### Given records:
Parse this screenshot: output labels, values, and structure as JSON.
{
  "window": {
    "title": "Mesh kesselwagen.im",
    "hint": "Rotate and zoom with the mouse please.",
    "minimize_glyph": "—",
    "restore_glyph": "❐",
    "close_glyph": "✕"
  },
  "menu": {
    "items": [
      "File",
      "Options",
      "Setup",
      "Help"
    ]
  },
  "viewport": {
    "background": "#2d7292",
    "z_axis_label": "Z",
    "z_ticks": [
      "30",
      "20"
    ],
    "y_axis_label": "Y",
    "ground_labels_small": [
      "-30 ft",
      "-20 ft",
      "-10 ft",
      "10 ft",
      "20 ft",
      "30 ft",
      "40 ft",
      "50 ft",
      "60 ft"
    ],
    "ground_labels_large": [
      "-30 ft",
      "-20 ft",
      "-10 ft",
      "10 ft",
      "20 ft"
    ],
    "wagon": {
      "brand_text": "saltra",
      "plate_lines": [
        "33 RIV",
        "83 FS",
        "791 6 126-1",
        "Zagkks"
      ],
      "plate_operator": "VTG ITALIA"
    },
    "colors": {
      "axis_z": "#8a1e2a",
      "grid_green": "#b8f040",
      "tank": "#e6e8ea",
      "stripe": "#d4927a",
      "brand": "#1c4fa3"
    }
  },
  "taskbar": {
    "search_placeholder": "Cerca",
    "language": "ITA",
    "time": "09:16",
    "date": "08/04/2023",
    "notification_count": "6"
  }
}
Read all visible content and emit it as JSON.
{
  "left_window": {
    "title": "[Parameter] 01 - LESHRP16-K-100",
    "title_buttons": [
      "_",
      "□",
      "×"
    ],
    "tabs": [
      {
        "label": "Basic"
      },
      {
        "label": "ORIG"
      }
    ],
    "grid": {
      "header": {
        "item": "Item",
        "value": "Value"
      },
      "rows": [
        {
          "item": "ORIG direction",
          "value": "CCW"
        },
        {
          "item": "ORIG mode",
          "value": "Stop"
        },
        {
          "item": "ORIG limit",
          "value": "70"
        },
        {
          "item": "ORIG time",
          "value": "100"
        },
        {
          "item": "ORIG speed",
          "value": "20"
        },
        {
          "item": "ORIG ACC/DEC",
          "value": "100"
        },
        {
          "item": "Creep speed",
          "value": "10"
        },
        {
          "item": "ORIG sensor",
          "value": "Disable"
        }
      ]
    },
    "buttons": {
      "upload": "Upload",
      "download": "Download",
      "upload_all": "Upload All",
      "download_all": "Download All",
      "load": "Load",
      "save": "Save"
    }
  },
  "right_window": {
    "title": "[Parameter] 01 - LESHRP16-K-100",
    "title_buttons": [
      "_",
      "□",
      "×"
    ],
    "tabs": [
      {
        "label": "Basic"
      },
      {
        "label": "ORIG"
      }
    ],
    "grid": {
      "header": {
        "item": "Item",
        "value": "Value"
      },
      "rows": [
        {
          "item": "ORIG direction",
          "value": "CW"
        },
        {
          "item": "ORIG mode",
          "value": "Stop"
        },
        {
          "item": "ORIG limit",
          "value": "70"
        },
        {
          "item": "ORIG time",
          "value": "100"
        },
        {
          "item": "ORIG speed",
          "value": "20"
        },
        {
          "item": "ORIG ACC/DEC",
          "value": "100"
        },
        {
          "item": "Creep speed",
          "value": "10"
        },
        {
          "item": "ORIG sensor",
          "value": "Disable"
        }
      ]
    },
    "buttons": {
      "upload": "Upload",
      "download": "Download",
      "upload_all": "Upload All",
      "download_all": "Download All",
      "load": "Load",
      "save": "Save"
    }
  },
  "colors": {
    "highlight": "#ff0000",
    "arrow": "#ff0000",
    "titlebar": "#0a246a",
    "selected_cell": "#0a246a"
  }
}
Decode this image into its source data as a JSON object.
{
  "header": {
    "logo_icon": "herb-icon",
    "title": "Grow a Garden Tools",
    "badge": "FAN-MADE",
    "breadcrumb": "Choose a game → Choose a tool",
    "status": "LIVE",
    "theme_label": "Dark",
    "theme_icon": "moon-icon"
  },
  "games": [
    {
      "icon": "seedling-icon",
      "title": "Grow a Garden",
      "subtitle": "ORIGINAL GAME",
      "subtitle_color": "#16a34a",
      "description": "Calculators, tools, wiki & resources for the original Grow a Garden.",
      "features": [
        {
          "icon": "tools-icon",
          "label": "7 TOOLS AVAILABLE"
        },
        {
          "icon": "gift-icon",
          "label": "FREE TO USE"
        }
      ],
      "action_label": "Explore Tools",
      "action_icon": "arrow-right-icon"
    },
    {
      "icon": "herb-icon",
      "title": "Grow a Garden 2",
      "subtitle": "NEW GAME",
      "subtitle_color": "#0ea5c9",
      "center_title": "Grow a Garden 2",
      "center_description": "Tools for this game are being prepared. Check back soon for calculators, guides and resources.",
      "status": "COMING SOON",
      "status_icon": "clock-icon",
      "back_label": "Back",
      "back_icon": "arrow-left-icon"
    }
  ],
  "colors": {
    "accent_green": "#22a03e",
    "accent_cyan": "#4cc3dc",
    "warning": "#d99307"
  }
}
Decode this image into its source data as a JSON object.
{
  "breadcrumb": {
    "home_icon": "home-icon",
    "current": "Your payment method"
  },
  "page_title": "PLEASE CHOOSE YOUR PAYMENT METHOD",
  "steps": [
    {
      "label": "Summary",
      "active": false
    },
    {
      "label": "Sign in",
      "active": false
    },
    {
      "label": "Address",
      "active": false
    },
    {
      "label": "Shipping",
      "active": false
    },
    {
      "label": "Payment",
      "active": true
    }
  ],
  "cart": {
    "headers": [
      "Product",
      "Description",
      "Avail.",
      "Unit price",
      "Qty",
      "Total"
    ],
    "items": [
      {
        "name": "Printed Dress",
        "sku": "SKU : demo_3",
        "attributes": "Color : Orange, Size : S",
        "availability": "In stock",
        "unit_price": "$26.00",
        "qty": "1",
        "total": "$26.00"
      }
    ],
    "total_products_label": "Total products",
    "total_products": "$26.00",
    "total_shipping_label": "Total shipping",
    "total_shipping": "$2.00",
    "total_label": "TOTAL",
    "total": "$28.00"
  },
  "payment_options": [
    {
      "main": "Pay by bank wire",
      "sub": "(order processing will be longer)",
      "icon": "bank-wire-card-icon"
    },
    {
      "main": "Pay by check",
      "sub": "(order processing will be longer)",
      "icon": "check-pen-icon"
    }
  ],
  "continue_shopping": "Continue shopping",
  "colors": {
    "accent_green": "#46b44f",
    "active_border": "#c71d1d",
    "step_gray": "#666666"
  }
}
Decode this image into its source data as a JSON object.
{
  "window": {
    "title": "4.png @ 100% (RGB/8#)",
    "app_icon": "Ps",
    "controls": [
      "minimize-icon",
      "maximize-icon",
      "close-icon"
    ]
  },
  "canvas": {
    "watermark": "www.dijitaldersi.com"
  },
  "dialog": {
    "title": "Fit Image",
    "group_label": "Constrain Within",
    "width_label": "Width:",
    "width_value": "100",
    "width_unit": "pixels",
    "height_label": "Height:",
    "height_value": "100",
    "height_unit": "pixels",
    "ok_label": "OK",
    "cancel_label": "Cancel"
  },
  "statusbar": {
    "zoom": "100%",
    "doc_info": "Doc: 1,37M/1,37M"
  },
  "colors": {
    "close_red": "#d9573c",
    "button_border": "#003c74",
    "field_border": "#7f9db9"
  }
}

### Your task:
Write out each line of the data above again, exactly as given.

### Response below:
Parse this screenshot: output labels, values, and structure as JSON.
{
  "window": {
    "title": "Mesh kesselwagen.im",
    "hint": "Rotate and zoom with the mouse please.",
    "minimize_glyph": "—",
    "restore_glyph": "❐",
    "close_glyph": "✕"
  },
  "menu": {
    "items": [
      "File",
      "Options",
      "Setup",
      "Help"
    ]
  },
  "viewport": {
    "background": "#2d7292",
    "z_axis_label": "Z",
    "z_ticks": [
      "30",
      "20"
    ],
    "y_axis_label": "Y",
    "ground_labels_small": [
      "-30 ft",
      "-20 ft",
      "-10 ft",
      "10 ft",
      "20 ft",
      "30 ft",
      "40 ft",
      "50 ft",
      "60 ft"
    ],
    "ground_labels_large": [
      "-30 ft",
      "-20 ft",
      "-10 ft",
      "10 ft",
      "20 ft"
    ],
    "wagon": {
      "brand_text": "saltra",
      "plate_lines": [
        "33 RIV",
        "83 FS",
        "791 6 126-1",
        "Zagkks"
      ],
      "plate_operator": "VTG ITALIA"
    },
    "colors": {
      "axis_z": "#8a1e2a",
      "grid_green": "#b8f040",
      "tank": "#e6e8ea",
      "stripe": "#d4927a",
      "brand": "#1c4fa3"
    }
  },
  "taskbar": {
    "search_placeholder": "Cerca",
    "language": "ITA",
    "time": "09:16",
    "date": "08/04/2023",
    "notification_count": "6"
  }
}
Read all visible content and emit it as JSON.
{
  "left_window": {
    "title": "[Parameter] 01 - LESHRP16-K-100",
    "title_buttons": [
      "_",
      "□",
      "×"
    ],
    "tabs": [
      {
        "label": "Basic"
      },
      {
        "label": "ORIG"
      }
    ],
    "grid": {
      "header": {
        "item": "Item",
        "value": "Value"
      },
      "rows": [
        {
          "item": "ORIG direction",
          "value": "CCW"
        },
        {
          "item": "ORIG mode",
          "value": "Stop"
        },
        {
          "item": "ORIG limit",
          "value": "70"
        },
        {
          "item": "ORIG time",
          "value": "100"
        },
        {
          "item": "ORIG speed",
          "value": "20"
        },
        {
          "item": "ORIG ACC/DEC",
          "value": "100"
        },
        {
          "item": "Creep speed",
          "value": "10"
        },
        {
          "item": "ORIG sensor",
          "value": "Disable"
        }
      ]
    },
    "buttons": {
      "upload": "Upload",
      "download": "Download",
      "upload_all": "Upload All",
      "download_all": "Download All",
      "load": "Load",
      "save": "Save"
    }
  },
  "right_window": {
    "title": "[Parameter] 01 - LESHRP16-K-100",
    "title_buttons": [
      "_",
      "□",
      "×"
    ],
    "tabs": [
      {
        "label": "Basic"
      },
      {
        "label": "ORIG"
      }
    ],
    "grid": {
      "header": {
        "item": "Item",
        "value": "Value"
      },
      "rows": [
        {
          "item": "ORIG direction",
          "value": "CW"
        },
        {
          "item": "ORIG mode",
          "value": "Stop"
        },
        {
          "item": "ORIG limit",
          "value": "70"
        },
        {
          "item": "ORIG time",
          "value": "100"
        },
        {
          "item": "ORIG speed",
          "value": "20"
        },
        {
          "item": "ORIG ACC/DEC",
          "value": "100"
        },
        {
          "item": "Creep speed",
          "value": "10"
        },
        {
          "item": "ORIG sensor",
          "value": "Disable"
        }
      ]
    },
    "buttons": {
      "upload": "Upload",
      "download": "Download",
      "upload_all": "Upload All",
      "download_all": "Download All",
      "load": "Load",
      "save": "Save"
    }
  },
  "colors": {
    "highlight": "#ff0000",
    "arrow": "#ff0000",
    "titlebar": "#0a246a",
    "selected_cell": "#0a246a"
  }
}
Decode this image into its source data as a JSON object.
{
  "header": {
    "logo_icon": "herb-icon",
    "title": "Grow a Garden Tools",
    "badge": "FAN-MADE",
    "breadcrumb": "Choose a game → Choose a tool",
    "status": "LIVE",
    "theme_label": "Dark",
    "theme_icon": "moon-icon"
  },
  "games": [
    {
      "icon": "seedling-icon",
      "title": "Grow a Garden",
      "subtitle": "ORIGINAL GAME",
      "subtitle_color": "#16a34a",
      "description": "Calculators, tools, wiki & resources for the original Grow a Garden.",
      "features": [
        {
          "icon": "tools-icon",
          "label": "7 TOOLS AVAILABLE"
        },
        {
          "icon": "gift-icon",
          "label": "FREE TO USE"
        }
      ],
      "action_label": "Explore Tools",
      "action_icon": "arrow-right-icon"
    },
    {
      "icon": "herb-icon",
      "title": "Grow a Garden 2",
      "subtitle": "NEW GAME",
      "subtitle_color": "#0ea5c9",
      "center_title": "Grow a Garden 2",
      "center_description": "Tools for this game are being prepared. Check back soon for calculators, guides and resources.",
      "status": "COMING SOON",
      "status_icon": "clock-icon",
      "back_label": "Back",
      "back_icon": "arrow-left-icon"
    }
  ],
  "colors": {
    "accent_green": "#22a03e",
    "accent_cyan": "#4cc3dc",
    "warning": "#d99307"
  }
}
Decode this image into its source data as a JSON object.
{
  "breadcrumb": {
    "home_icon": "home-icon",
    "current": "Your payment method"
  },
  "page_title": "PLEASE CHOOSE YOUR PAYMENT METHOD",
  "steps": [
    {
      "label": "Summary",
      "active": false
    },
    {
      "label": "Sign in",
      "active": false
    },
    {
      "label": "Address",
      "active": false
    },
    {
      "label": "Shipping",
      "active": false
    },
    {
      "label": "Payment",
      "active": true
    }
  ],
  "cart": {
    "headers": [
      "Product",
      "Description",
      "Avail.",
      "Unit price",
      "Qty",
      "Total"
    ],
    "items": [
      {
        "name": "Printed Dress",
        "sku": "SKU : demo_3",
        "attributes": "Color : Orange, Size : S",
        "availability": "In stock",
        "unit_price": "$26.00",
        "qty": "1",
        "total": "$26.00"
      }
    ],
    "total_products_label": "Total products",
    "total_products": "$26.00",
    "total_shipping_label": "Total shipping",
    "total_shipping": "$2.00",
    "total_label": "TOTAL",
    "total": "$28.00"
  },
  "payment_options": [
    {
      "main": "Pay by bank wire",
      "sub": "(order processing will be longer)",
      "icon": "bank-wire-card-icon"
    },
    {
      "main": "Pay by check",
      "sub": "(order processing will be longer)",
      "icon": "check-pen-icon"
    }
  ],
  "continue_shopping": "Continue shopping",
  "colors": {
    "accent_green": "#46b44f",
    "active_border": "#c71d1d",
    "step_gray": "#666666"
  }
}
Decode this image into its source data as a JSON object.
{
  "window": {
    "title": "4.png @ 100% (RGB/8#)",
    "app_icon": "Ps",
    "controls": [
      "minimize-icon",
      "maximize-icon",
      "close-icon"
    ]
  },
  "canvas": {
    "watermark": "www.dijitaldersi.com"
  },
  "dialog": {
    "title": "Fit Image",
    "group_label": "Constrain Within",
    "width_label": "Width:",
    "width_value": "100",
    "width_unit": "pixels",
    "height_label": "Height:",
    "height_value": "100",
    "height_unit": "pixels",
    "ok_label": "OK",
    "cancel_label": "Cancel"
  },
  "statusbar": {
    "zoom": "100%",
    "doc_info": "Doc: 1,37M/1,37M"
  },
  "colors": {
    "close_red": "#d9573c",
    "button_border": "#003c74",
    "field_border": "#7f9db9"
  }
}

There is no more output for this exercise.